Within the records, find every line that includes the word "pmol" and copy it.

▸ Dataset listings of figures
____________________

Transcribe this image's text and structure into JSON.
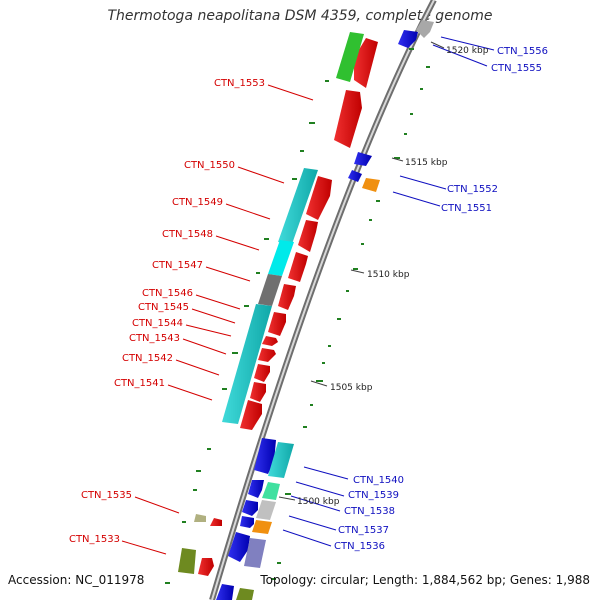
{
  "title": "Thermotoga neapolitana DSM 4359, complete genome",
  "footer": {
    "accession": "Accession: NC_011978",
    "summary": "Topology: circular; Length: 1,884,562 bp; Genes: 1,988"
  },
  "ticks": [
    "1520 kbp",
    "1515 kbp",
    "1510 kbp",
    "1505 kbp",
    "1500 kbp"
  ],
  "labels_reverse": [
    "CTN_1553",
    "CTN_1550",
    "CTN_1549",
    "CTN_1548",
    "CTN_1547",
    "CTN_1546",
    "CTN_1545",
    "CTN_1544",
    "CTN_1543",
    "CTN_1542",
    "CTN_1541",
    "CTN_1535",
    "CTN_1533"
  ],
  "labels_forward": [
    "CTN_1556",
    "CTN_1555",
    "CTN_1552",
    "CTN_1551",
    "CTN_1540",
    "CTN_1539",
    "CTN_1538",
    "CTN_1537",
    "CTN_1536"
  ],
  "colors": {
    "reverse_cds": "#e01010",
    "forward_cds": "#1414e0",
    "cog_cyan": "#1ec8c8",
    "cog_green": "#30c030",
    "cog_gray": "#707070",
    "cog_orange": "#f09010",
    "cog_olive": "#6e8a20",
    "backbone": "#a0a0a0",
    "gc_tick": "#208020",
    "label_red": "#d40000",
    "label_blue": "#1010c0"
  }
}
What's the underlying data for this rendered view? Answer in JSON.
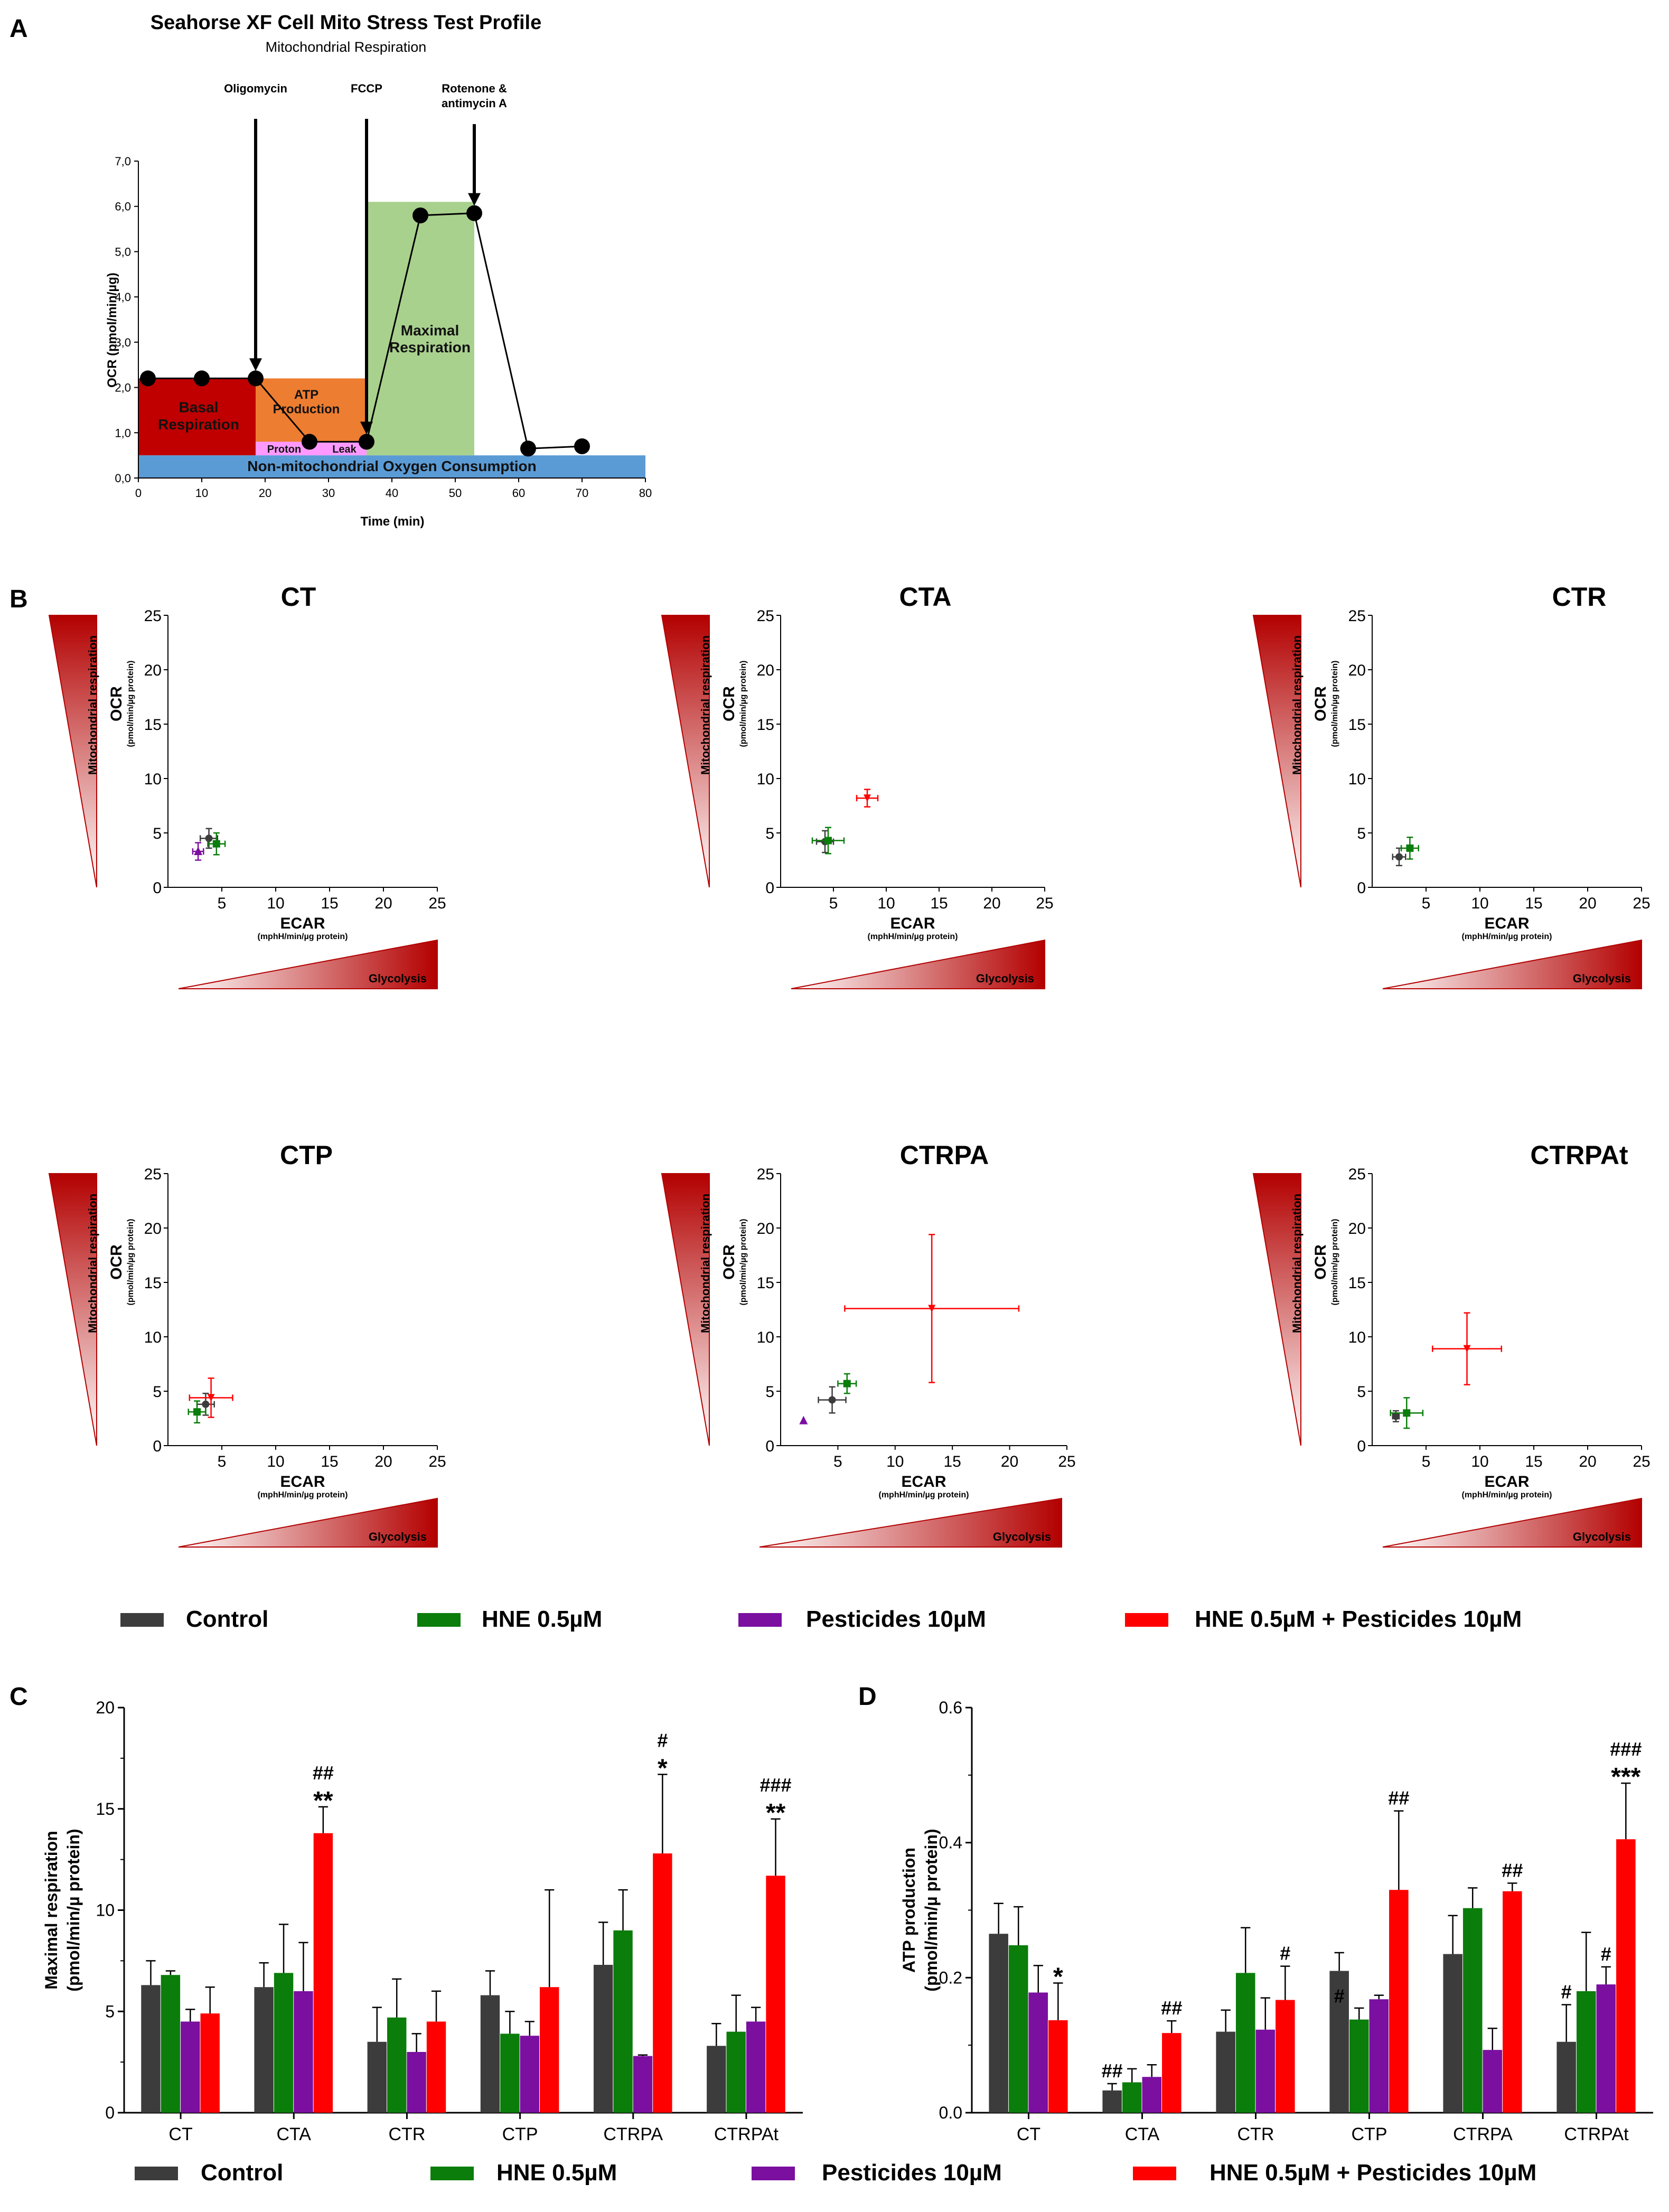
{
  "colors": {
    "control": "#3c3c3c",
    "hne": "#0a7d0a",
    "pest": "#7a0fa0",
    "combo": "#ff0000",
    "basal": "#c00000",
    "atp": "#ed7d31",
    "maximal": "#a9d18e",
    "proton": "#ff99ff",
    "nonmito": "#5b9bd5",
    "ramp": "#b30000"
  },
  "panel_labels": {
    "a": "A",
    "b": "B",
    "c": "C",
    "d": "D"
  },
  "legend": [
    "Control",
    "HNE 0.5µM",
    "Pesticides 10µM",
    "HNE 0.5µM + Pesticides 10µM"
  ],
  "chart_data": [
    {
      "id": "A",
      "type": "line",
      "title": "Seahorse XF Cell Mito Stress Test Profile",
      "subtitle": "Mitochondrial Respiration",
      "xlabel": "Time (min)",
      "ylabel": "OCR (pmol/min/µg)",
      "xlim": [
        0,
        80
      ],
      "ylim": [
        0,
        7
      ],
      "xticks": [
        "0",
        "10",
        "20",
        "30",
        "40",
        "50",
        "60",
        "70",
        "80"
      ],
      "yticks": [
        "0,0",
        "1,0",
        "2,0",
        "3,0",
        "4,0",
        "5,0",
        "6,0",
        "7,0"
      ],
      "x": [
        1.5,
        10,
        18.5,
        27,
        36,
        44.5,
        53,
        61.5,
        70
      ],
      "y": [
        2.2,
        2.2,
        2.2,
        0.8,
        0.8,
        5.8,
        5.85,
        0.65,
        0.7
      ],
      "injections": [
        {
          "label": "Oligomycin",
          "x": 18.5
        },
        {
          "label": "FCCP",
          "x": 36
        },
        {
          "label": "Rotenone &\nantimycin A",
          "x": 53
        }
      ],
      "regions": [
        {
          "label": "Basal\nRespiration",
          "x": [
            0,
            18.5
          ],
          "y": [
            0.5,
            2.2
          ],
          "color": "basal"
        },
        {
          "label": "ATP\nProduction",
          "x": [
            18.5,
            36
          ],
          "y": [
            0.8,
            2.2
          ],
          "color": "atp"
        },
        {
          "label": "Maximal\nRespiration",
          "x": [
            36,
            53
          ],
          "y": [
            0.5,
            6.1
          ],
          "color": "maximal"
        },
        {
          "label": "Proton",
          "x": [
            18.5,
            27
          ],
          "y": [
            0.5,
            0.8
          ],
          "color": "proton"
        },
        {
          "label": "Leak",
          "x": [
            27,
            36
          ],
          "y": [
            0.5,
            0.8
          ],
          "color": "proton"
        },
        {
          "label": "Non-mitochondrial Oxygen Consumption",
          "x": [
            0,
            80
          ],
          "y": [
            0,
            0.5
          ],
          "color": "nonmito"
        }
      ]
    },
    {
      "id": "B",
      "type": "scatter",
      "xlabel": "ECAR",
      "xunit": "(mphH/min/µg protein)",
      "ylabel": "OCR",
      "yunit": "(pmol/min/µg protein)",
      "ramp_y": "Mitochondrial respiration",
      "ramp_x": "Glycolysis",
      "xlim": [
        0,
        25
      ],
      "ylim": [
        0,
        25
      ],
      "xticks": [
        "5",
        "10",
        "15",
        "20",
        "25"
      ],
      "yticks": [
        "0",
        "5",
        "10",
        "15",
        "20",
        "25"
      ],
      "subplots": [
        {
          "title": "CT",
          "points": [
            {
              "series": "Control",
              "x": 3.8,
              "y": 4.5,
              "xerr": 0.8,
              "yerr": 0.9
            },
            {
              "series": "HNE 0.5µM",
              "x": 4.5,
              "y": 4.0,
              "xerr": 0.8,
              "yerr": 1.0
            },
            {
              "series": "Pesticides 10µM",
              "x": 2.8,
              "y": 3.3,
              "xerr": 0.5,
              "yerr": 0.8
            }
          ]
        },
        {
          "title": "CTA",
          "points": [
            {
              "series": "Control",
              "x": 4.2,
              "y": 4.2,
              "xerr": 0.8,
              "yerr": 1.0
            },
            {
              "series": "HNE 0.5µM",
              "x": 4.5,
              "y": 4.3,
              "xerr": 1.5,
              "yerr": 1.2
            },
            {
              "series": "HNE 0.5µM + Pesticides 10µM",
              "x": 8.2,
              "y": 8.2,
              "xerr": 1.0,
              "yerr": 0.8
            }
          ]
        },
        {
          "title": "CTR",
          "points": [
            {
              "series": "Control",
              "x": 2.5,
              "y": 2.8,
              "xerr": 0.6,
              "yerr": 0.8
            },
            {
              "series": "HNE 0.5µM",
              "x": 3.5,
              "y": 3.6,
              "xerr": 0.8,
              "yerr": 1.0
            }
          ]
        },
        {
          "title": "CTP",
          "points": [
            {
              "series": "Control",
              "x": 3.5,
              "y": 3.8,
              "xerr": 0.8,
              "yerr": 1.0
            },
            {
              "series": "HNE 0.5µM",
              "x": 2.7,
              "y": 3.1,
              "xerr": 0.8,
              "yerr": 1.0
            },
            {
              "series": "HNE 0.5µM + Pesticides 10µM",
              "x": 4.0,
              "y": 4.4,
              "xerr": 2.0,
              "yerr": 1.8
            }
          ]
        },
        {
          "title": "CTRPA",
          "points": [
            {
              "series": "Control",
              "x": 4.5,
              "y": 4.2,
              "xerr": 1.2,
              "yerr": 1.2
            },
            {
              "series": "HNE 0.5µM",
              "x": 5.8,
              "y": 5.7,
              "xerr": 0.8,
              "yerr": 0.9
            },
            {
              "series": "Pesticides 10µM",
              "x": 2.0,
              "y": 2.3,
              "xerr": 0,
              "yerr": 0
            },
            {
              "series": "HNE 0.5µM + Pesticides 10µM",
              "x": 13.2,
              "y": 12.6,
              "xerr": 7.6,
              "yerr": 6.8
            }
          ]
        },
        {
          "title": "CTRPAt",
          "points": [
            {
              "series": "Control",
              "x": 2.2,
              "y": 2.7,
              "xerr": 0.3,
              "yerr": 0.5
            },
            {
              "series": "HNE 0.5µM",
              "x": 3.2,
              "y": 3.0,
              "xerr": 1.5,
              "yerr": 1.4
            },
            {
              "series": "HNE 0.5µM + Pesticides 10µM",
              "x": 8.8,
              "y": 8.9,
              "xerr": 3.2,
              "yerr": 3.3
            }
          ]
        }
      ]
    },
    {
      "id": "C",
      "type": "bar",
      "ylabel": "Maximal respiration\n(pmol/min/µ protein)",
      "ylim": [
        0,
        20
      ],
      "yticks": [
        "0",
        "5",
        "10",
        "15",
        "20"
      ],
      "categories": [
        "CT",
        "CTA",
        "CTR",
        "CTP",
        "CTRPA",
        "CTRPAt"
      ],
      "series": [
        {
          "name": "Control",
          "values": [
            6.3,
            6.2,
            3.5,
            5.8,
            7.3,
            3.3
          ],
          "err": [
            1.2,
            1.2,
            1.7,
            1.2,
            2.1,
            1.1
          ]
        },
        {
          "name": "HNE 0.5µM",
          "values": [
            6.8,
            6.9,
            4.7,
            3.9,
            9.0,
            4.0
          ],
          "err": [
            0.2,
            2.4,
            1.9,
            1.1,
            2.0,
            1.8
          ]
        },
        {
          "name": "Pesticides 10µM",
          "values": [
            4.5,
            6.0,
            3.0,
            3.8,
            2.8,
            4.5
          ],
          "err": [
            0.6,
            2.4,
            0.9,
            0.7,
            0.05,
            0.7
          ]
        },
        {
          "name": "HNE 0.5µM + Pesticides 10µM",
          "values": [
            4.9,
            13.8,
            4.5,
            6.2,
            12.8,
            11.7
          ],
          "err": [
            1.3,
            1.3,
            1.5,
            4.8,
            3.9,
            2.8
          ]
        }
      ],
      "annotations": [
        {
          "category": "CTA",
          "series": "HNE 0.5µM + Pesticides 10µM",
          "lines": [
            "##",
            "**"
          ]
        },
        {
          "category": "CTRPA",
          "series": "HNE 0.5µM + Pesticides 10µM",
          "lines": [
            "#",
            "*"
          ]
        },
        {
          "category": "CTRPAt",
          "series": "HNE 0.5µM + Pesticides 10µM",
          "lines": [
            "###",
            "**"
          ]
        }
      ]
    },
    {
      "id": "D",
      "type": "bar",
      "ylabel": "ATP production\n(pmol/min/µ protein)",
      "ylim": [
        0,
        0.6
      ],
      "yticks": [
        "0.0",
        "0.2",
        "0.4",
        "0.6"
      ],
      "categories": [
        "CT",
        "CTA",
        "CTR",
        "CTP",
        "CTRPA",
        "CTRPAt"
      ],
      "series": [
        {
          "name": "Control",
          "values": [
            0.265,
            0.033,
            0.12,
            0.21,
            0.235,
            0.105
          ],
          "err": [
            0.045,
            0.01,
            0.032,
            0.027,
            0.057,
            0.055
          ]
        },
        {
          "name": "HNE 0.5µM",
          "values": [
            0.248,
            0.045,
            0.207,
            0.138,
            0.303,
            0.18
          ],
          "err": [
            0.057,
            0.02,
            0.067,
            0.017,
            0.03,
            0.087
          ]
        },
        {
          "name": "Pesticides 10µM",
          "values": [
            0.178,
            0.053,
            0.123,
            0.168,
            0.093,
            0.19
          ],
          "err": [
            0.04,
            0.018,
            0.047,
            0.006,
            0.032,
            0.026
          ]
        },
        {
          "name": "HNE 0.5µM + Pesticides 10µM",
          "values": [
            0.137,
            0.118,
            0.167,
            0.33,
            0.328,
            0.405
          ],
          "err": [
            0.055,
            0.018,
            0.05,
            0.117,
            0.012,
            0.083
          ]
        }
      ],
      "annotations": [
        {
          "category": "CT",
          "series": "HNE 0.5µM + Pesticides 10µM",
          "lines": [
            "*"
          ]
        },
        {
          "category": "CTA",
          "series": "Control",
          "lines": [
            "##"
          ]
        },
        {
          "category": "CTA",
          "series": "HNE 0.5µM + Pesticides 10µM",
          "lines": [
            "##"
          ]
        },
        {
          "category": "CTR",
          "series": "HNE 0.5µM + Pesticides 10µM",
          "lines": [
            "#"
          ]
        },
        {
          "category": "CTP",
          "series": "Control",
          "lines": [
            "#"
          ],
          "inside": true
        },
        {
          "category": "CTP",
          "series": "HNE 0.5µM + Pesticides 10µM",
          "lines": [
            "##"
          ]
        },
        {
          "category": "CTRPA",
          "series": "HNE 0.5µM + Pesticides 10µM",
          "lines": [
            "##"
          ]
        },
        {
          "category": "CTRPAt",
          "series": "Control",
          "lines": [
            "#"
          ]
        },
        {
          "category": "CTRPAt",
          "series": "Pesticides 10µM",
          "lines": [
            "#"
          ]
        },
        {
          "category": "CTRPAt",
          "series": "HNE 0.5µM + Pesticides 10µM",
          "lines": [
            "###",
            "***"
          ]
        }
      ]
    }
  ]
}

____________________

▸ WORKED SOLUTION
      "ylabel": "OCR (pmol/min/µg)",
      "yunit": "(pmol/min/µg protein)",
      "ylabel": "Maximal respiration\n(pmol/min/µ protein)",
      "ylabel": "ATP production\n(pmol/min/µ protein)",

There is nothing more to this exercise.